* _Written exercise_
State how many lines in the entries below contain the string "subtitle", treating uppercase and lowercase as distinct. Give only the number.

------ Provided records ------

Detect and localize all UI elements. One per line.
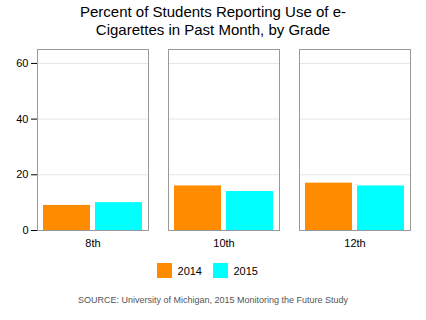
html-text:Percent of Students Reporting: Percent of Students Reporting Use of e- …: [80, 3, 346, 38]
svg-text:12th: 12th: [344, 237, 365, 249]
svg-text:0: 0: [22, 224, 28, 236]
svg-text:40: 40: [16, 113, 28, 125]
svg-text:20: 20: [16, 168, 28, 180]
html-text:2014: 2014: [177, 264, 202, 277]
html-text:2015: 2015: [233, 264, 258, 277]
html-text:SOURCE: University of Michigan: SOURCE: University of Michigan, 2015 Mon…: [77, 294, 349, 305]
svg-text:8th: 8th: [85, 237, 100, 249]
svg-text:60: 60: [16, 57, 28, 69]
svg-text:10th: 10th: [213, 237, 234, 249]
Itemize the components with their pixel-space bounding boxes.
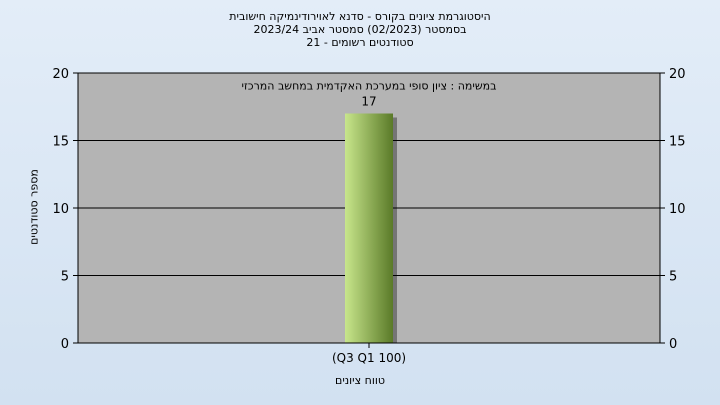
y-tick-label-right: 15: [669, 135, 686, 150]
y-tick-label-left: 15: [52, 135, 69, 150]
y-tick-label-left: 20: [52, 67, 69, 82]
title-line-2: בסמסטר (02/2023) סמסטר אביב 2023/24: [253, 23, 467, 36]
y-tick-label-left: 10: [52, 202, 69, 217]
y-tick-label-left: 0: [61, 337, 69, 352]
chart-title: היסטוגרמת ציונים בקורס - סדנא לאוירודינמ…: [0, 10, 720, 49]
y-tick-label-right: 5: [669, 270, 677, 285]
y-tick-label-right: 10: [669, 202, 686, 217]
data-label: 17: [361, 95, 376, 109]
x-axis-label: טווח ציונים: [335, 374, 385, 387]
y-tick-label-right: 20: [669, 67, 686, 82]
labels: 0 0 5 5 10 10 15 15 20 20 (Q3 Q1 100) 17 במשימה : צי…: [52, 67, 685, 365]
y-tick-label-right: 0: [669, 337, 677, 352]
title-line-1: היסטוגרמת ציונים בקורס - סדנא לאוירודינמ…: [229, 10, 491, 23]
bars: [345, 113, 397, 343]
y-axis-label: מספר סטודנטים: [27, 169, 41, 245]
bar: [345, 113, 393, 343]
title-line-3: סטודנטים רשומים - 21: [306, 36, 414, 49]
x-tick-label: (Q3 Q1 100): [332, 351, 406, 365]
y-tick-label-left: 5: [61, 270, 69, 285]
annotation: במשימה : ציון סופי במערכת האקדמית במחשב …: [242, 80, 497, 93]
axes: [73, 72, 665, 348]
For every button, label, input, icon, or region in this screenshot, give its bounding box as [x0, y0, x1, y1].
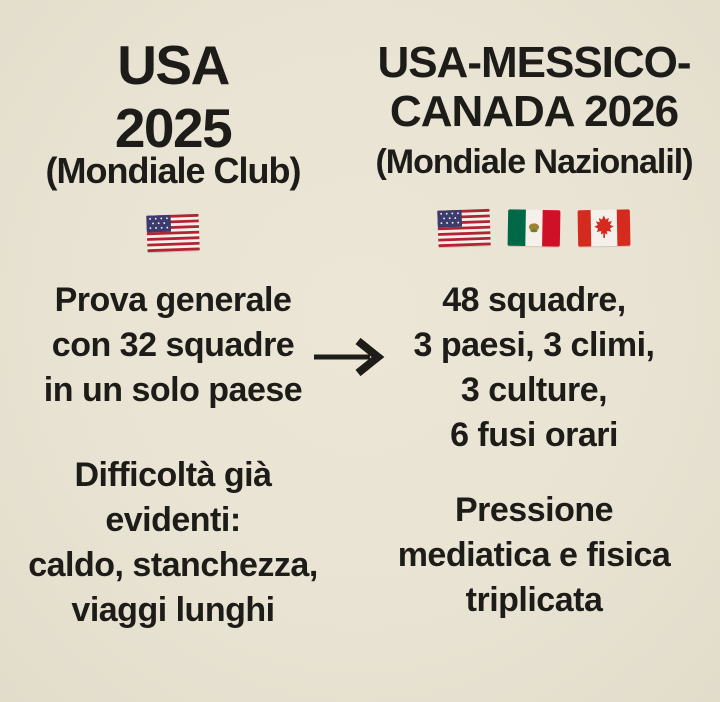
mexico-flag-icon: [507, 209, 561, 247]
left-point-2: Difficoltà già evidenti: caldo, stanchez…: [28, 456, 318, 629]
right-subtitle: (Mondiale Nazionalil): [375, 143, 693, 181]
left-title: USA 2025: [114, 34, 233, 159]
us-flag-icon: [146, 213, 200, 253]
us-flag-icon: [437, 208, 491, 248]
right-title: USA-MESSICO- CANADA 2026: [377, 38, 691, 136]
left-point-1: Prova generale con 32 squadre in un solo…: [43, 281, 303, 409]
right-arrow-icon: [310, 334, 392, 380]
left-flag-row: [0, 212, 346, 254]
right-flag-row: [348, 207, 720, 249]
canada-flag-icon: [577, 209, 631, 247]
right-point-1: 48 squadre, 3 paesi, 3 climi, 3 culture,…: [413, 281, 655, 454]
left-subtitle: (Mondiale Club): [45, 150, 302, 191]
right-point-2: Pressione mediatica e fisica triplicata: [397, 491, 671, 619]
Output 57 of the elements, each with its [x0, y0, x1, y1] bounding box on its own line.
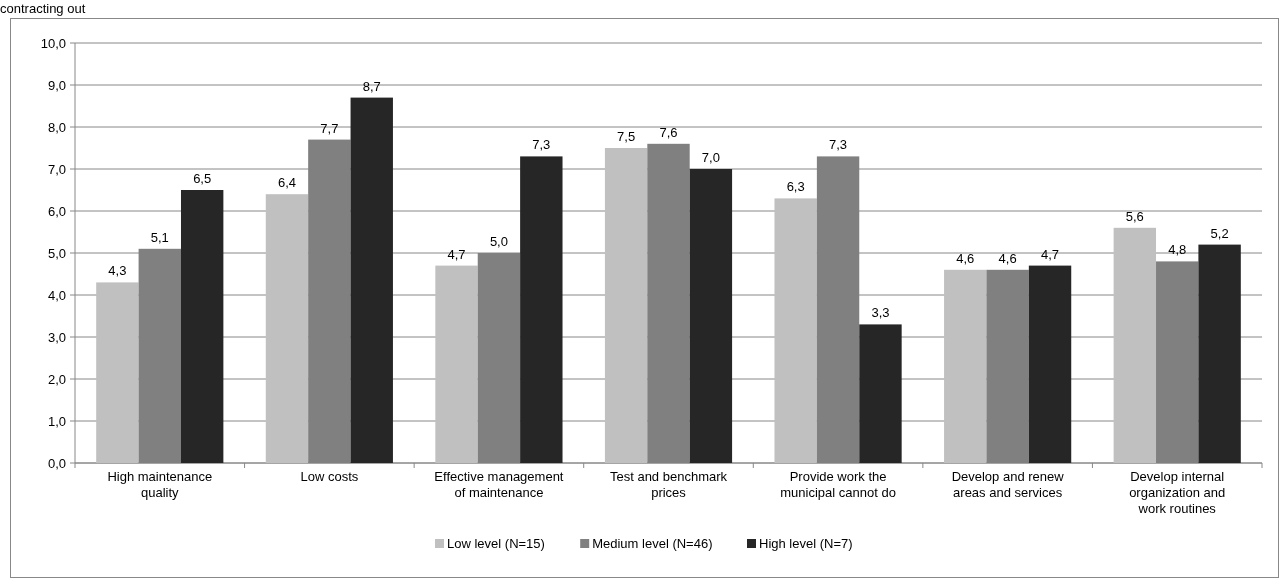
legend-label: Low level (N=15): [447, 536, 545, 551]
data-label: 7,3: [829, 137, 848, 153]
data-label: 6,3: [786, 179, 805, 195]
x-tick-label: Develop and renew areas and services: [951, 469, 1065, 500]
y-tick-label: 9,0: [47, 77, 66, 93]
x-tick-label: Effective management of maintenance: [434, 469, 564, 500]
y-tick-label: 8,0: [47, 119, 66, 135]
data-label: 7,5: [617, 129, 636, 144]
data-label: 7,3: [532, 137, 551, 153]
data-label: 6,5: [193, 171, 212, 186]
bar: [350, 97, 393, 463]
data-label: 3,3: [871, 305, 890, 321]
bar: [1198, 244, 1241, 463]
y-tick-label: 0,0: [47, 455, 66, 471]
x-tick-label: Develop internal organization and work routines: [1129, 469, 1226, 516]
y-tick-label: 7,0: [47, 161, 66, 177]
y-tick-label: 3,0: [47, 329, 66, 345]
data-label: 5,6: [1125, 208, 1144, 224]
data-label: 7,7: [320, 120, 339, 136]
data-label: 8,7: [362, 78, 381, 94]
data-label: 4,7: [447, 246, 466, 262]
data-label: 7,6: [659, 124, 678, 140]
bar: [604, 148, 648, 463]
bar: [265, 194, 309, 463]
y-tick-label: 1,0: [47, 413, 66, 429]
bar: [1028, 265, 1072, 463]
data-label: 4,6: [998, 250, 1017, 266]
data-label: 4,7: [1041, 246, 1060, 262]
y-tick-label: 6,0: [47, 203, 66, 219]
data-label: 5,1: [150, 229, 169, 245]
bar: [96, 282, 139, 463]
y-tick-label: 4,0: [47, 287, 66, 303]
chart-title: contracting out: [0, 1, 86, 16]
bar: [435, 265, 478, 463]
bar: [180, 190, 224, 463]
bar: [520, 156, 563, 463]
x-tick-label: Low costs: [300, 469, 359, 484]
data-label: 4,8: [1168, 242, 1187, 258]
x-tick-label: High maintenance quality: [107, 469, 213, 500]
bar: [859, 324, 902, 463]
bar: [1113, 227, 1157, 463]
data-label: 7,0: [701, 150, 720, 165]
data-label: 5,2: [1210, 225, 1229, 241]
bar: [774, 198, 817, 463]
data-label: 5,0: [489, 234, 508, 249]
x-tick-label: Provide work the municipal cannot do: [780, 469, 896, 500]
data-label: 4,6: [956, 250, 975, 266]
y-tick-label: 2,0: [47, 371, 66, 387]
y-tick-label: 10,0: [40, 35, 66, 51]
legend-label: Medium level (N=46): [592, 536, 713, 551]
legend-label: High level (N=7): [759, 536, 853, 551]
data-label: 6,4: [277, 175, 296, 191]
bar: [944, 269, 987, 463]
y-tick-label: 5,0: [47, 245, 66, 261]
x-tick-label: Test and benchmark prices: [609, 469, 728, 500]
bar: [689, 169, 733, 463]
data-label: 4,3: [108, 263, 127, 279]
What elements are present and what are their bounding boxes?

------

* _Output_
2